> What the task requires:
Pull every line of the entries that has the word "this".

> Information given:
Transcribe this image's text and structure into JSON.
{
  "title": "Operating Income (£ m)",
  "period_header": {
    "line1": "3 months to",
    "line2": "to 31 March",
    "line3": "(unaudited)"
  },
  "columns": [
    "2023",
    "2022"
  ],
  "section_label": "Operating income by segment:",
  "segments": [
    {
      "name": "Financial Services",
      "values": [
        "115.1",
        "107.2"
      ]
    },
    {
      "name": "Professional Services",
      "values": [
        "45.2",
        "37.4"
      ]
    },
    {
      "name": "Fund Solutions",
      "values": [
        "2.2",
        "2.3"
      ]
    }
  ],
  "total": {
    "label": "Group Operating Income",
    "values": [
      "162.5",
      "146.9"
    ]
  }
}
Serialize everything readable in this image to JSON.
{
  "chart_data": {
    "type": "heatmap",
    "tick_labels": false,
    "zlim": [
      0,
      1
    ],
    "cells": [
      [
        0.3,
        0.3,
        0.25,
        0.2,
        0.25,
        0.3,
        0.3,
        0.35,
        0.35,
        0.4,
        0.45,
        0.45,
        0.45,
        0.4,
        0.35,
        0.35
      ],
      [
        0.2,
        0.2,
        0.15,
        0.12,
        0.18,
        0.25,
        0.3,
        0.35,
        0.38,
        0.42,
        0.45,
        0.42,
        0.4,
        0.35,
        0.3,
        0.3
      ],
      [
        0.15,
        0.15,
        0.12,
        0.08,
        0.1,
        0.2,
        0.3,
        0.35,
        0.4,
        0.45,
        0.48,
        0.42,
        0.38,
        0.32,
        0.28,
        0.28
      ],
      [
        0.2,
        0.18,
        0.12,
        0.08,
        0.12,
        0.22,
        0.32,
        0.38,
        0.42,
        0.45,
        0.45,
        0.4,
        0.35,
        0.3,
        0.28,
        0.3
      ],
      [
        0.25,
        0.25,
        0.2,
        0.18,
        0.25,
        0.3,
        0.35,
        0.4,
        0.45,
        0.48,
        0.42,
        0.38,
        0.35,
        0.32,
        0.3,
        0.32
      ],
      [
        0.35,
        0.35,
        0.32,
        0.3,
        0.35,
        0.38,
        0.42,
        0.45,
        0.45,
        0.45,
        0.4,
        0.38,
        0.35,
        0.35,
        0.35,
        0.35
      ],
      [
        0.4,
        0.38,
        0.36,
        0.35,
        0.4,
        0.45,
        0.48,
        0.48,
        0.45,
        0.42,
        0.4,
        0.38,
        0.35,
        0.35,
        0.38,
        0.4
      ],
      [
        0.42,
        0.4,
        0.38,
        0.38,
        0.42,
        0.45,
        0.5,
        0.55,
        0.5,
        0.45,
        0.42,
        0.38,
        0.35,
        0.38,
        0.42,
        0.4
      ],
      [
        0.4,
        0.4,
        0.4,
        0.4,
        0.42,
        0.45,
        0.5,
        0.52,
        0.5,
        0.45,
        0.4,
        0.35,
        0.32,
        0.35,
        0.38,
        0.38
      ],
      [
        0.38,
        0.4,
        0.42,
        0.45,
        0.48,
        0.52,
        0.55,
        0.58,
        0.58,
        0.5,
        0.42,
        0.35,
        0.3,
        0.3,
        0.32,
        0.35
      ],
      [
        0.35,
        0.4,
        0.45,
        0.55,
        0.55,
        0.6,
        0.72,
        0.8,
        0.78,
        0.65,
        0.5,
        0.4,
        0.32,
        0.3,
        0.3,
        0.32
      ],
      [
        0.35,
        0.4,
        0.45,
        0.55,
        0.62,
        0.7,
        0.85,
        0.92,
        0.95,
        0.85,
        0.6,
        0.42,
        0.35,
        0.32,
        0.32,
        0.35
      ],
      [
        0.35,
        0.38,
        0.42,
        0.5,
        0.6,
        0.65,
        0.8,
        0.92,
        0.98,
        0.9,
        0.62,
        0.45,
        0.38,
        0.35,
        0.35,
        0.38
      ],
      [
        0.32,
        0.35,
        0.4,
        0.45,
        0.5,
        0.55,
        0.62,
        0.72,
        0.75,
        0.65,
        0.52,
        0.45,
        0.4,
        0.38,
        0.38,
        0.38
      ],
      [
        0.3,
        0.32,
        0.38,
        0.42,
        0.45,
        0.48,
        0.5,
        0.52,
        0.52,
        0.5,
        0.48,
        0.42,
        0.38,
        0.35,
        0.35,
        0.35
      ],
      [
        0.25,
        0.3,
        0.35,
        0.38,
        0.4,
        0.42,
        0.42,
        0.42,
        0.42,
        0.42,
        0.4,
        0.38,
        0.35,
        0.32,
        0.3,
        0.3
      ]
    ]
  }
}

> Answer to the exercise:
Transcribe this image's text and structure into JSON.
Serialize everything readable in this image to JSON.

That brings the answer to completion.